## WRITTEN TASK
Go through the data below. Pull out every line that has the word "amino".

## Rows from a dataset
########

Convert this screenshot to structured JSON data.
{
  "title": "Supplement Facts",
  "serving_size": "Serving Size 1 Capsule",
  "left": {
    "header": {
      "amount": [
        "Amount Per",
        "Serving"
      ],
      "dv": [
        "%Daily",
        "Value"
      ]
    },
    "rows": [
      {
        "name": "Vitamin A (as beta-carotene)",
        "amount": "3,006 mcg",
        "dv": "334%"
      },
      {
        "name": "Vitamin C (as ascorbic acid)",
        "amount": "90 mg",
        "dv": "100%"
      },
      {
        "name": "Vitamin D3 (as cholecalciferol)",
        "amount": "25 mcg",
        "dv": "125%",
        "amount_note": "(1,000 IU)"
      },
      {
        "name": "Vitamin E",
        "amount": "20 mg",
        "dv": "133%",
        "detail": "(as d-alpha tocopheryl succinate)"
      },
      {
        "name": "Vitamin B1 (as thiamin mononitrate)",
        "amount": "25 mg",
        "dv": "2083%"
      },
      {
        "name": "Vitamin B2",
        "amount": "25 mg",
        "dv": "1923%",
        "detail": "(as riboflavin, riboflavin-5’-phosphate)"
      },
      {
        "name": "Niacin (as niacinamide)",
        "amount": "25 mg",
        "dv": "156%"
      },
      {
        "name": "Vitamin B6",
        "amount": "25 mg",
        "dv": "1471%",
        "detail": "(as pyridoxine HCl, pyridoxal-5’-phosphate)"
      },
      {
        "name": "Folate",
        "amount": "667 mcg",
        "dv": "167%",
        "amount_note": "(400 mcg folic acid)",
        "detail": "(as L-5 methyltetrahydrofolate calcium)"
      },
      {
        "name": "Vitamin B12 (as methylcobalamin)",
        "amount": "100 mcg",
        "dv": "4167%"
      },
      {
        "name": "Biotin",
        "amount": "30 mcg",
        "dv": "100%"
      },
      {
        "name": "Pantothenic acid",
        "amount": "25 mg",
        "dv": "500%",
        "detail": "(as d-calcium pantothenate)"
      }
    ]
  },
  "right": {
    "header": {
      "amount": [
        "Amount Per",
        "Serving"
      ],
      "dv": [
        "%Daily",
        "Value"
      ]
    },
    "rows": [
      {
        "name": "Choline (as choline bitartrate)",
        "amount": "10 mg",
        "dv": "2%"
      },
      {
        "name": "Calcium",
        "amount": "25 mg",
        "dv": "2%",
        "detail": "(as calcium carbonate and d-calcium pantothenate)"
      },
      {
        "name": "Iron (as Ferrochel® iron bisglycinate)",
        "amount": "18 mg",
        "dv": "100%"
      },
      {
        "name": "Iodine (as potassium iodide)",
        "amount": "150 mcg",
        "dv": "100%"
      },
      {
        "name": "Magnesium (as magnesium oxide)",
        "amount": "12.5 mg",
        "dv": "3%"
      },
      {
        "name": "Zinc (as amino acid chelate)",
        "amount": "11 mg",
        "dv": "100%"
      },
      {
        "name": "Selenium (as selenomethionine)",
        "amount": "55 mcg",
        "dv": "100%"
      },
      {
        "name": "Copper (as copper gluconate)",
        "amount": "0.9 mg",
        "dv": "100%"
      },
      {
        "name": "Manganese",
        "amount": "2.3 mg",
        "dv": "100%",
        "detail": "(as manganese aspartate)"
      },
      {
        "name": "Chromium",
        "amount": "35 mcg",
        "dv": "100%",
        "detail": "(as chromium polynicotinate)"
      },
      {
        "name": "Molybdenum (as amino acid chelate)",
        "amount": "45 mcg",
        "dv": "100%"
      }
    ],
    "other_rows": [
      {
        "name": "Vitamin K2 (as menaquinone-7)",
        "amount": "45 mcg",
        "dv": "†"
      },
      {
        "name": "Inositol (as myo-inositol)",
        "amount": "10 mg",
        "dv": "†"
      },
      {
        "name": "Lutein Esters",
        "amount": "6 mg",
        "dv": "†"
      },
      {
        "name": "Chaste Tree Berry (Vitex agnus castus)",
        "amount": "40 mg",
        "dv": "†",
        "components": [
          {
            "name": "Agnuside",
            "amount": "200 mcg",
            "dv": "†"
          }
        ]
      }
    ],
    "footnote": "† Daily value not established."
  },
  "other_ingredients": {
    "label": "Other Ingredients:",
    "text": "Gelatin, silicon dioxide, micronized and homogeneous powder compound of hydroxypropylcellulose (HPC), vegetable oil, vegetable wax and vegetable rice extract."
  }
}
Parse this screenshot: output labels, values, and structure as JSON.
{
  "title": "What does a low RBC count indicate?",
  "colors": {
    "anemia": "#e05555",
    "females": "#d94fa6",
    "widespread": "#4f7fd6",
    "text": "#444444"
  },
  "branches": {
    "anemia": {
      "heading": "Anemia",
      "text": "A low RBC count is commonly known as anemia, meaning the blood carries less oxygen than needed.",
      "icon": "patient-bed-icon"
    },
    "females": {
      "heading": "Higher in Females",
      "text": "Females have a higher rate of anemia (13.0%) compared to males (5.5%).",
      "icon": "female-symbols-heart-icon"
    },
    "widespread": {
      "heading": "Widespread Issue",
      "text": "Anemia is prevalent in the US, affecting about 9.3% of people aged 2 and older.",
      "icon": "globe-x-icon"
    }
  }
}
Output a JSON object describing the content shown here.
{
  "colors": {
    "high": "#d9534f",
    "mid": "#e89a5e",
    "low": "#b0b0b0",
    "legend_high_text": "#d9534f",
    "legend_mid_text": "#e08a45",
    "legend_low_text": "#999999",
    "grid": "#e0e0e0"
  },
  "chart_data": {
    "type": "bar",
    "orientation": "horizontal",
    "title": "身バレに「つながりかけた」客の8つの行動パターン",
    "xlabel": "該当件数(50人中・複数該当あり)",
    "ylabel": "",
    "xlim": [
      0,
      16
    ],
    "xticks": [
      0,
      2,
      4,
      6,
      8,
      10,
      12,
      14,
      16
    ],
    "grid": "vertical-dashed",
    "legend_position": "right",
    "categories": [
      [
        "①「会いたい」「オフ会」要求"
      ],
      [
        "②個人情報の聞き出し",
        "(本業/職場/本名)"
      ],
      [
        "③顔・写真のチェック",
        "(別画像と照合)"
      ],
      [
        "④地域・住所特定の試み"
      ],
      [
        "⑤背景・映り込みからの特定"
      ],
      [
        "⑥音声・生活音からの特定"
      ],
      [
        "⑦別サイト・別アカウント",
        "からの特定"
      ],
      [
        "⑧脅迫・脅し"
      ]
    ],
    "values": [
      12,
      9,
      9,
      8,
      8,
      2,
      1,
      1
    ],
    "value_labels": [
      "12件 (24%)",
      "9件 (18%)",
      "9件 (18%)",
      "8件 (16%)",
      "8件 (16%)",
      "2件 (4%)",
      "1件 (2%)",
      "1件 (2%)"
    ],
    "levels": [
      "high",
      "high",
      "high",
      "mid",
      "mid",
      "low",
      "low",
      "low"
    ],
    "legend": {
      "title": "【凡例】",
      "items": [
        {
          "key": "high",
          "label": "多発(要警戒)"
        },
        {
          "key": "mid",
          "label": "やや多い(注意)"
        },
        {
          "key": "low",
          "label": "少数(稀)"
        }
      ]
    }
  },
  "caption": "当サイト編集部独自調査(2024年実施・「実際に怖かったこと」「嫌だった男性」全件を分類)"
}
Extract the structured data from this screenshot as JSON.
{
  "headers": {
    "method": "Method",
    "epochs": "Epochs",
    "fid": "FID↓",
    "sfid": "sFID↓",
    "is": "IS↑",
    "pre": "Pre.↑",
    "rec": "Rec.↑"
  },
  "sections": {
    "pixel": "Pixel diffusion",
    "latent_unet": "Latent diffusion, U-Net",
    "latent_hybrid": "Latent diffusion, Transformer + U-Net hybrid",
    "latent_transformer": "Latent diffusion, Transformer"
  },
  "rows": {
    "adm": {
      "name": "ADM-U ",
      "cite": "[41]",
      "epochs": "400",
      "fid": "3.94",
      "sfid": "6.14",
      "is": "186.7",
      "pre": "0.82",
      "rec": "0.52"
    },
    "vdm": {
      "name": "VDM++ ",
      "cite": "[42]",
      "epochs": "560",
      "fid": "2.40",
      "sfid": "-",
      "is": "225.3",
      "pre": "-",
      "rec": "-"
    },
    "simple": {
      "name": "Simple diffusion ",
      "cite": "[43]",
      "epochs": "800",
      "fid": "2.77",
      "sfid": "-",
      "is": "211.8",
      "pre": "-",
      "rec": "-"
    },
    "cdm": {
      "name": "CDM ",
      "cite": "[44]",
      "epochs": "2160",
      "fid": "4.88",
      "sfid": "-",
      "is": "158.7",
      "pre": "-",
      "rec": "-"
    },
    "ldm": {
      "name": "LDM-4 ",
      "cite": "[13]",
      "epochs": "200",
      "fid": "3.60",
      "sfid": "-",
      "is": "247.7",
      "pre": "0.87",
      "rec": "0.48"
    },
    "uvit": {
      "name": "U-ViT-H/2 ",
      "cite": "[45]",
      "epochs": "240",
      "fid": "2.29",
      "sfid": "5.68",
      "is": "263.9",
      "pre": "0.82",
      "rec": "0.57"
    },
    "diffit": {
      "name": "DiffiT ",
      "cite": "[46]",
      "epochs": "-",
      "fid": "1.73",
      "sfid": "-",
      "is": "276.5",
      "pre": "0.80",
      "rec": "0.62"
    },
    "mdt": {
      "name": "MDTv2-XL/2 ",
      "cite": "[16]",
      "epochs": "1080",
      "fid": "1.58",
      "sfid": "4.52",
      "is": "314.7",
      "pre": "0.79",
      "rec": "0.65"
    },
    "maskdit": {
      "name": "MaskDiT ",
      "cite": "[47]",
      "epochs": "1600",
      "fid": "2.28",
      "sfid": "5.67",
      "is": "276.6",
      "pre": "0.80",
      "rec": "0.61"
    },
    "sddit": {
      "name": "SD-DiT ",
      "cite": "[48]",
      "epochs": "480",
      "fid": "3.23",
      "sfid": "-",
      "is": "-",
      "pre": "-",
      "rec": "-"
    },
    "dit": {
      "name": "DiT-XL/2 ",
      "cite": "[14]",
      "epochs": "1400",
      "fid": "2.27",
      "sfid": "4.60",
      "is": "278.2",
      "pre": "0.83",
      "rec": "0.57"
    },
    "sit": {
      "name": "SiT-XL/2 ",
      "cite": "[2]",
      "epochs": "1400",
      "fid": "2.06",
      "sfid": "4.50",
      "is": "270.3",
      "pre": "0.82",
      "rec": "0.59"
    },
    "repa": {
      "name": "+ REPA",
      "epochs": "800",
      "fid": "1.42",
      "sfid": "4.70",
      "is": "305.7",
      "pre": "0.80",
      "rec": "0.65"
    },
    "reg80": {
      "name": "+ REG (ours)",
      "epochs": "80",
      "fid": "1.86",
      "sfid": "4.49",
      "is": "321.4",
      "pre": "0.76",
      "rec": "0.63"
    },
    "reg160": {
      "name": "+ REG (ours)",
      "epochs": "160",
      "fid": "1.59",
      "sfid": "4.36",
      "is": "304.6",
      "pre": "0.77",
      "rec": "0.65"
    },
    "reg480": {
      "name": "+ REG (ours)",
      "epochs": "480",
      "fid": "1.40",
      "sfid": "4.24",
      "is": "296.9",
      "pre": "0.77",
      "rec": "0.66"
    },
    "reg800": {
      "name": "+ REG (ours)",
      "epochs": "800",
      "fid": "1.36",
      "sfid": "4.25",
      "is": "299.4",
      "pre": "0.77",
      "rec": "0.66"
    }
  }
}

########

## FINISHED EXERCISE
        "name": "Zinc (as amino acid chelate)",
        "name": "Molybdenum (as amino acid chelate)",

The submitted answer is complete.